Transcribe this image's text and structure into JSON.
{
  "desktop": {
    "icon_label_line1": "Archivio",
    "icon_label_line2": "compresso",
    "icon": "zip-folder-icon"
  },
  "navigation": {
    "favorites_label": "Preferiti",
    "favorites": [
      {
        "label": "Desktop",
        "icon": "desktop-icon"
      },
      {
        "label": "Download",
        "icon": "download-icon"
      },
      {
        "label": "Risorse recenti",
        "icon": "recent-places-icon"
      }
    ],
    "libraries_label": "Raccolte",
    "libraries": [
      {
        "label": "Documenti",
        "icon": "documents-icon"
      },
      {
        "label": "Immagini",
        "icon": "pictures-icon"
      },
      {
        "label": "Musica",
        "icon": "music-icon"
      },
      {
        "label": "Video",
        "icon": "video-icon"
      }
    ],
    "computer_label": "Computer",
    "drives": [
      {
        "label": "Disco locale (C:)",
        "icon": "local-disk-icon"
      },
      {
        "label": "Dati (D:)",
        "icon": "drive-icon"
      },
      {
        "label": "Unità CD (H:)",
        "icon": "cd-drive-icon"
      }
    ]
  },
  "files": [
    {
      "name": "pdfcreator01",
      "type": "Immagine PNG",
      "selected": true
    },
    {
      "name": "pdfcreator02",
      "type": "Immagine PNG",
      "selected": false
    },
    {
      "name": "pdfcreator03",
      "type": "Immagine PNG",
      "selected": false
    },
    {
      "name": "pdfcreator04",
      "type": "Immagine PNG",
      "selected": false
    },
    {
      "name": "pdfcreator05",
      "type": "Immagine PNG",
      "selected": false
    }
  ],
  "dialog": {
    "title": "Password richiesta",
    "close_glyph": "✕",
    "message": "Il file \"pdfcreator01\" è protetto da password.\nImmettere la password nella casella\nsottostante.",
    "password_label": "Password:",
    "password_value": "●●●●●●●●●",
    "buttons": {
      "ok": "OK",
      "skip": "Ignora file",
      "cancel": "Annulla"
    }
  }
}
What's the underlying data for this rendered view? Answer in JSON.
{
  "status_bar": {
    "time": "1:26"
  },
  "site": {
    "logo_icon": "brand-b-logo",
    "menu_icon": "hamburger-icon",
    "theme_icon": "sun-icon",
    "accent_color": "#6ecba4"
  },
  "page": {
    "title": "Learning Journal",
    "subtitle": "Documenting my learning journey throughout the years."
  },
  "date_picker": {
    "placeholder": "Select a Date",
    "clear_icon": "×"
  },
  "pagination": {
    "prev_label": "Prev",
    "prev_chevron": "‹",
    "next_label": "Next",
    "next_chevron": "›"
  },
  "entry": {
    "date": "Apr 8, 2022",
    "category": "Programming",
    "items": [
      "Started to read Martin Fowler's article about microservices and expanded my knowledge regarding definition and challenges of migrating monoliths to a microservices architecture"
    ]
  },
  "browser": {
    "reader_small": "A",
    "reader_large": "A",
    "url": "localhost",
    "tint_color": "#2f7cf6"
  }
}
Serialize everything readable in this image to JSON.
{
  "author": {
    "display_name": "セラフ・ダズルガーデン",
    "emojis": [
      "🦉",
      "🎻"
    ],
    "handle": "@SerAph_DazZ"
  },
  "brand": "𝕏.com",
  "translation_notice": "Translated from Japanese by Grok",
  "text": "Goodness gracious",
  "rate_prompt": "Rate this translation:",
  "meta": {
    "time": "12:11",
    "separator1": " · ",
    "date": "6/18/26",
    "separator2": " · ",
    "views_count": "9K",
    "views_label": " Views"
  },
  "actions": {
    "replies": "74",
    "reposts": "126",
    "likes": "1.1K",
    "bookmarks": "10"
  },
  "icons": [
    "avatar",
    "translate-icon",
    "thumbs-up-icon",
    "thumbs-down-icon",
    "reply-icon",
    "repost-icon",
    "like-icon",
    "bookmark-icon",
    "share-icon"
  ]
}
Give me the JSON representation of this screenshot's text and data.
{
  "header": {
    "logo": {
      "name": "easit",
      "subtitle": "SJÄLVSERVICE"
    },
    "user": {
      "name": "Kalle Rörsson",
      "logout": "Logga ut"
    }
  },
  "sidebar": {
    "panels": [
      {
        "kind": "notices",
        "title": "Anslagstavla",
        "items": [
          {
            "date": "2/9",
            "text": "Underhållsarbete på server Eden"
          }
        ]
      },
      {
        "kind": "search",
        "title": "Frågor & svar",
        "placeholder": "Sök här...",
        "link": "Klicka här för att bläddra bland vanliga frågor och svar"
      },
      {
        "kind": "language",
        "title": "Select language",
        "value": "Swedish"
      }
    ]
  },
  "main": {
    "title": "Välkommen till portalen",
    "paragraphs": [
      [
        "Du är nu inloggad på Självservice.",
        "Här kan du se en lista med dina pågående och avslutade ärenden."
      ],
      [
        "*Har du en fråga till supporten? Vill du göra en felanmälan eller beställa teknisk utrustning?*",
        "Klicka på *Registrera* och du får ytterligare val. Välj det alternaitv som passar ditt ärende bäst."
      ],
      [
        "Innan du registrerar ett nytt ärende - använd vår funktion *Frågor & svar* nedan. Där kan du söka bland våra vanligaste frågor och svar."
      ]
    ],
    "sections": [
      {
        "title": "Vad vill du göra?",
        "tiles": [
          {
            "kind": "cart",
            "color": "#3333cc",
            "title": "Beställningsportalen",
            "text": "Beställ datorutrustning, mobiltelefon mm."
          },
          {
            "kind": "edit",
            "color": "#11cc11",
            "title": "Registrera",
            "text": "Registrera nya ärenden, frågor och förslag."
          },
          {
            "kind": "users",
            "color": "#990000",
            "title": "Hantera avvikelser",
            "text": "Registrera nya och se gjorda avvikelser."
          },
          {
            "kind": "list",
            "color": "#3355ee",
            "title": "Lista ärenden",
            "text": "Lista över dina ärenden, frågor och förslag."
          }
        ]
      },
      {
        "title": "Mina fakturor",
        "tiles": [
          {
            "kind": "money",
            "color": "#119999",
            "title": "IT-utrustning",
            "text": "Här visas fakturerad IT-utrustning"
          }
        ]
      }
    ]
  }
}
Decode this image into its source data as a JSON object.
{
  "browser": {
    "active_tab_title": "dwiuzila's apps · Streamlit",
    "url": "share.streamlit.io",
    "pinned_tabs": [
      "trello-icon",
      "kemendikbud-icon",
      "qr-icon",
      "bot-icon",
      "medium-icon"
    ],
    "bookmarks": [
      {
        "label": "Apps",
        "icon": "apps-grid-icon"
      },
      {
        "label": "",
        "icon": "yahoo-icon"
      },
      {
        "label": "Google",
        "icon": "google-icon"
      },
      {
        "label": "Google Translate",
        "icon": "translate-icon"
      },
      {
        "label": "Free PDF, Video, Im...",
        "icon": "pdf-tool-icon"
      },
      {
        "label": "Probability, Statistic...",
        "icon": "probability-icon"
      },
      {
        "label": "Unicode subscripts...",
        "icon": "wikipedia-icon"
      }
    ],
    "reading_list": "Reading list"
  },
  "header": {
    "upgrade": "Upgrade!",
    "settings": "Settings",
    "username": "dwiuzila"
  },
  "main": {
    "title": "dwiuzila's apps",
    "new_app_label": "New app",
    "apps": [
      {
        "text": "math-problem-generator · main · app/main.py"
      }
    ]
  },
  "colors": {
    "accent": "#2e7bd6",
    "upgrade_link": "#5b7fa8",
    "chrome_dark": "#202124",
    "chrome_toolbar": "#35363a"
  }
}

^^^^

DIRECTIONS FOR THIS TASK:
Return each line of the data that contains the string "Klicka".

THE RESULT:
        "link": "Klicka här för att bläddra bland vanliga frågor och svar"
        "Klicka på *Registrera* och du får ytterligare val. Välj det alternaitv som passar ditt ärende bäst."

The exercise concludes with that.